-- Start --

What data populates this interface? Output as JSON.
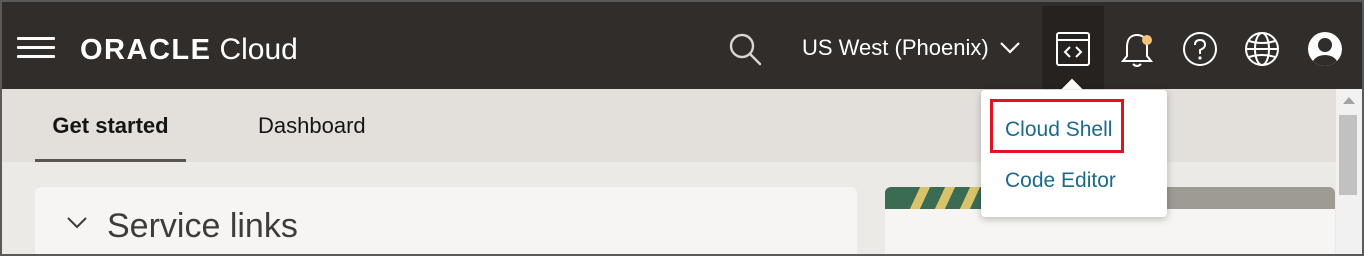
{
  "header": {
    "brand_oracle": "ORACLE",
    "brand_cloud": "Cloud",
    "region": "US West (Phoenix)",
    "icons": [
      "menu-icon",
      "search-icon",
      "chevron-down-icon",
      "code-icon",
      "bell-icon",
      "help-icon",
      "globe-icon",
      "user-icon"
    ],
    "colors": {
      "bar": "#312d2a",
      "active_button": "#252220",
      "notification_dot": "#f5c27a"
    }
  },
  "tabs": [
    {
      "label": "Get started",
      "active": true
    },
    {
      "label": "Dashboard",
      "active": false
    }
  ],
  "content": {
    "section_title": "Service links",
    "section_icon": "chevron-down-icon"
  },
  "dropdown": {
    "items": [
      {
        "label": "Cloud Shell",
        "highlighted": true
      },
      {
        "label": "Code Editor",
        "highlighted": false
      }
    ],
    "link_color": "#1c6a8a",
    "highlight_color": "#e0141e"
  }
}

-- End --
-- Start --

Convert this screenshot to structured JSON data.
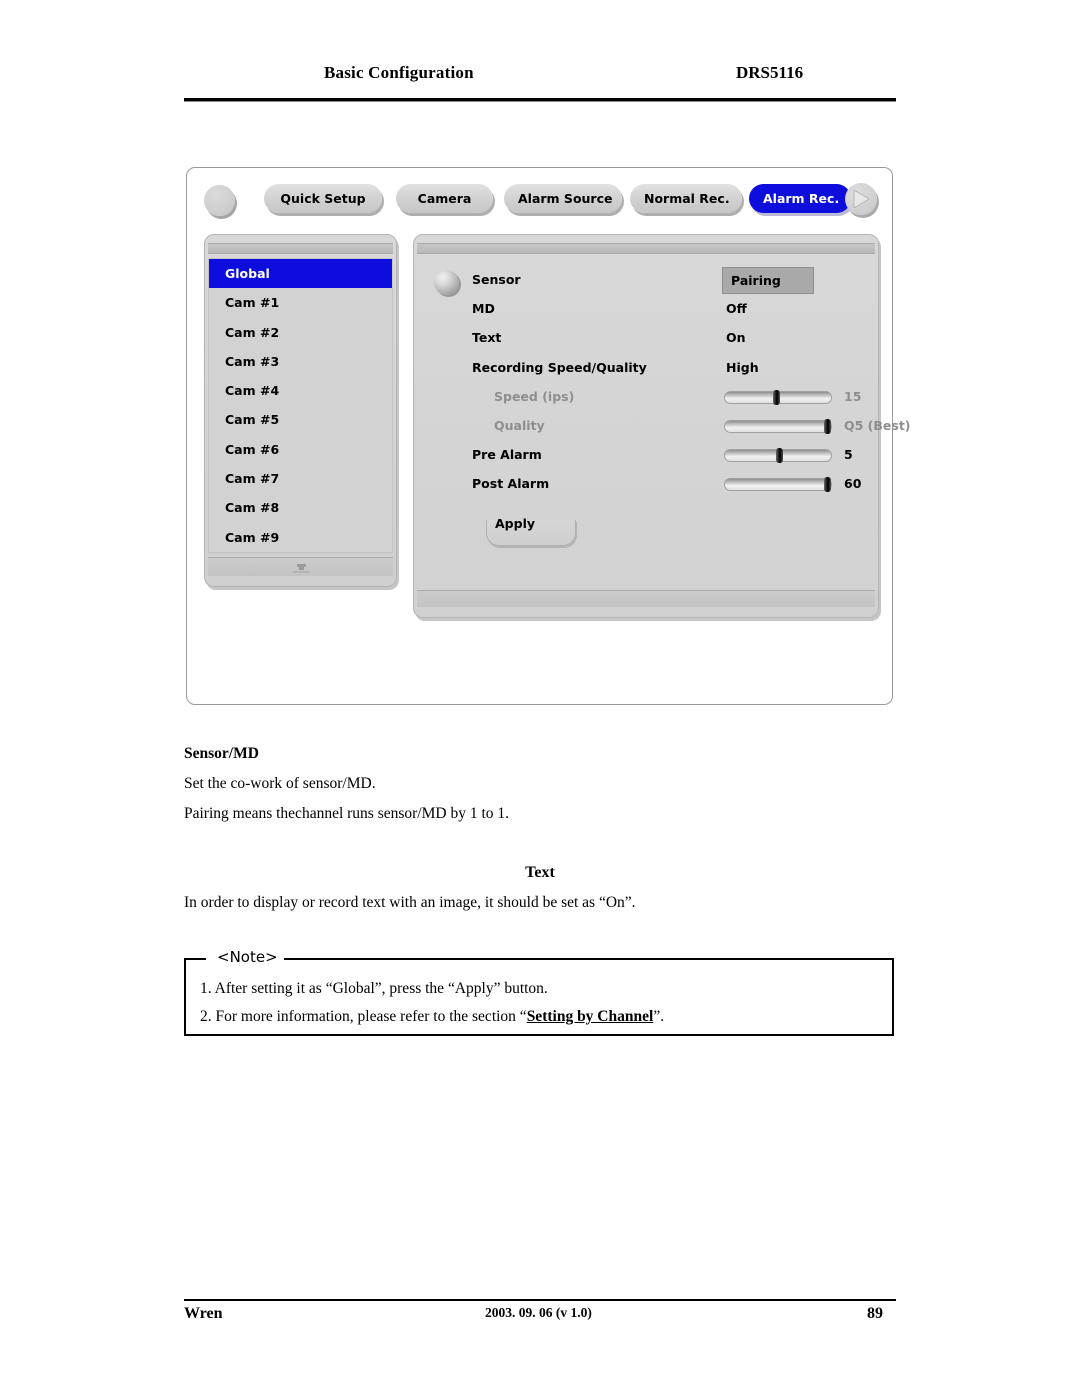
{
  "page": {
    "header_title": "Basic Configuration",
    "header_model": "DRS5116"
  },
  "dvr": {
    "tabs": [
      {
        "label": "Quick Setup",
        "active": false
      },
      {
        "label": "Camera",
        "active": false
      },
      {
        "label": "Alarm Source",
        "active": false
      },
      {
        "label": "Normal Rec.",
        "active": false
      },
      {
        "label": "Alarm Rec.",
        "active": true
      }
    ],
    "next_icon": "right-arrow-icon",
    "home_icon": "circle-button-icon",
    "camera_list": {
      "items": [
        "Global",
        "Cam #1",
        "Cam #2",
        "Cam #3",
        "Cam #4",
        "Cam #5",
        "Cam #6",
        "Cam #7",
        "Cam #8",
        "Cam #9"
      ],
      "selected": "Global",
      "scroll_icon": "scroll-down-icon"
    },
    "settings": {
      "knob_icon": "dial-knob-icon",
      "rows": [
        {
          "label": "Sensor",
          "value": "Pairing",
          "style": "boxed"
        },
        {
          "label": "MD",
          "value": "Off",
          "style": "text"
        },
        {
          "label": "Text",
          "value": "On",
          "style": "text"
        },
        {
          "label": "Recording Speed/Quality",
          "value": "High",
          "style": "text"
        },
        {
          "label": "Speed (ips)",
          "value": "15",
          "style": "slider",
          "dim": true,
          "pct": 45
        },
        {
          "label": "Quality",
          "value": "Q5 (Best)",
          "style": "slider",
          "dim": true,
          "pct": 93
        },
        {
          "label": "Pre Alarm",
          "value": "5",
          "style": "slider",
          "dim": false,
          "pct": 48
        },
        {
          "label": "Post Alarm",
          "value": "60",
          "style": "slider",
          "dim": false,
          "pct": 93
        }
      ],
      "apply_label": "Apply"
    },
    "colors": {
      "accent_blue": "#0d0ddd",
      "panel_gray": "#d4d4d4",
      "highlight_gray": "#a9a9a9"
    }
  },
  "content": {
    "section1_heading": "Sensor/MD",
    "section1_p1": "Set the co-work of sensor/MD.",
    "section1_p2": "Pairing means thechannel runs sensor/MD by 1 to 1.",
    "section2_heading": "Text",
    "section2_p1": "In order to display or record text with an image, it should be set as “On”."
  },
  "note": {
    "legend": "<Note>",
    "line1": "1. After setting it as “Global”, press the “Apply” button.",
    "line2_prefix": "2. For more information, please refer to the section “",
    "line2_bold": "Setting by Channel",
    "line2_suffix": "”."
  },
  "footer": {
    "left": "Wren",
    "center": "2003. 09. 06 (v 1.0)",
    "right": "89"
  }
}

-- End --
-- Start --

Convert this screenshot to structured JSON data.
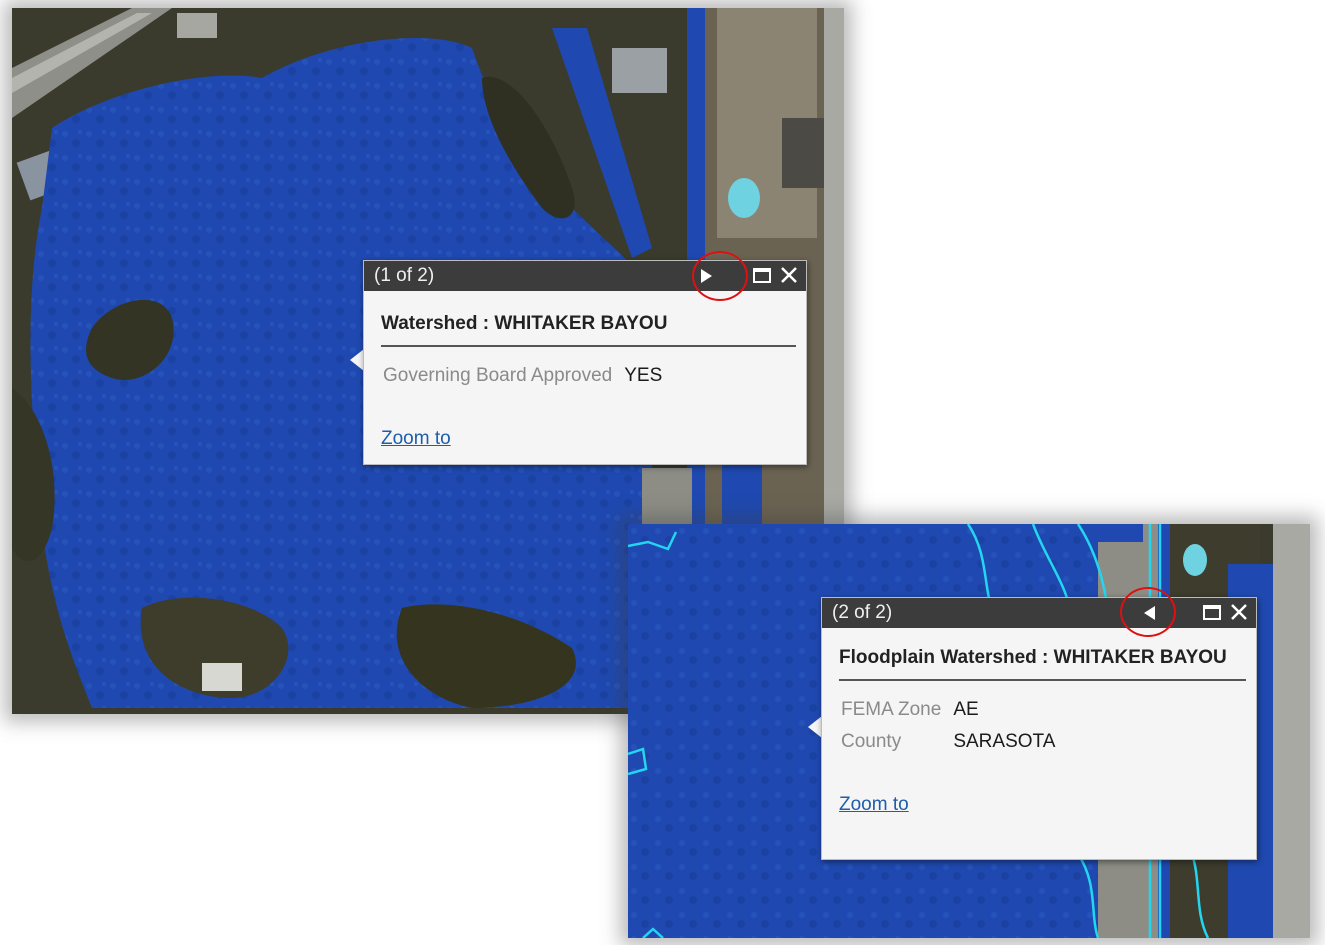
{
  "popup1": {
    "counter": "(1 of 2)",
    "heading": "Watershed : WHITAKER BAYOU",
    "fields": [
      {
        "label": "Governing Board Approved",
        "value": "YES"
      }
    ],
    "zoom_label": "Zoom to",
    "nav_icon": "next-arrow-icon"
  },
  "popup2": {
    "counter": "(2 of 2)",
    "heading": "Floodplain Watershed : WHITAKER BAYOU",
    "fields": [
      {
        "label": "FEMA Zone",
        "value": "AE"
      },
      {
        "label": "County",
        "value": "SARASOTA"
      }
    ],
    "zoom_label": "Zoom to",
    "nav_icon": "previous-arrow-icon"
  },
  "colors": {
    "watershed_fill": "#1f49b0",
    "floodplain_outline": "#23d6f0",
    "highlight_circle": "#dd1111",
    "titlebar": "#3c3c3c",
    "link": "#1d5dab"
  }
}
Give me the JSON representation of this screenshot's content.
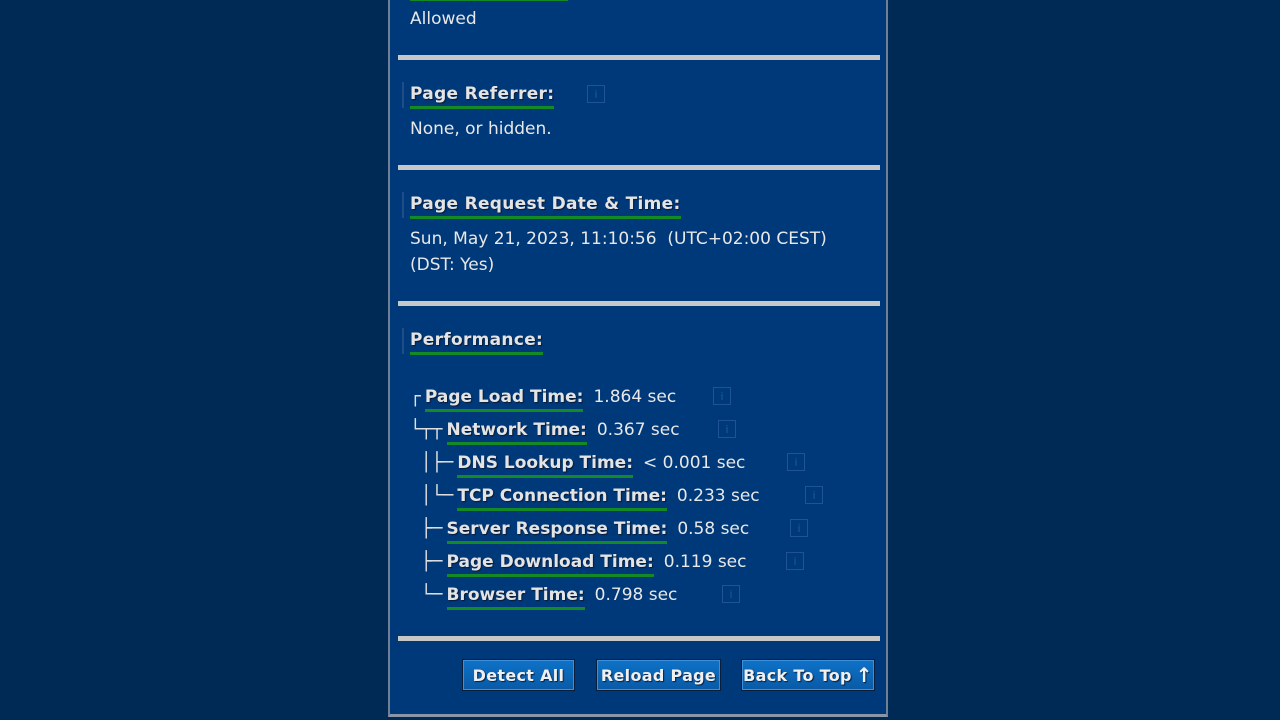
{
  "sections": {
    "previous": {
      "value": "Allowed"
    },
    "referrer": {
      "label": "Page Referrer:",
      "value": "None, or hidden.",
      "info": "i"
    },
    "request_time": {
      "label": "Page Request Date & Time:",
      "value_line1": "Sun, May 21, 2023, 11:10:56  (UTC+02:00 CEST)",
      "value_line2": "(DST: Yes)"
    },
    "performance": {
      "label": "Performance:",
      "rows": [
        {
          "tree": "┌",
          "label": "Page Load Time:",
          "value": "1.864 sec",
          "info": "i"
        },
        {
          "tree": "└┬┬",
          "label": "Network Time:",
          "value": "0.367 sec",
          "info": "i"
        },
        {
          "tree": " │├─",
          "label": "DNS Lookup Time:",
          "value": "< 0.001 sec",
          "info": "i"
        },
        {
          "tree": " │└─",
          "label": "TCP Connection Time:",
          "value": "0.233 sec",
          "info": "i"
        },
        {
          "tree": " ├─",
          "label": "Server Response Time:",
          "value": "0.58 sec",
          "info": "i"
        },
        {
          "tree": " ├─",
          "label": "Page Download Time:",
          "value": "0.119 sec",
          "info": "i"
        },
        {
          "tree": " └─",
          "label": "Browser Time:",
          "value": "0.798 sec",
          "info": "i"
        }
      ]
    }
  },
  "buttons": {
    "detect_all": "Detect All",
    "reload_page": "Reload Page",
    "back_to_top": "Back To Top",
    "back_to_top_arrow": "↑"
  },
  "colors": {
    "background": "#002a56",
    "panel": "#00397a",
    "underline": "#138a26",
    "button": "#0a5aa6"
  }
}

-- End --

WHAT NEEDS TO BE DONE:
Only a number is wanted here: how many lines in the data above include the string "Speed"?

OUTPUT OF THE EXERCISE:
2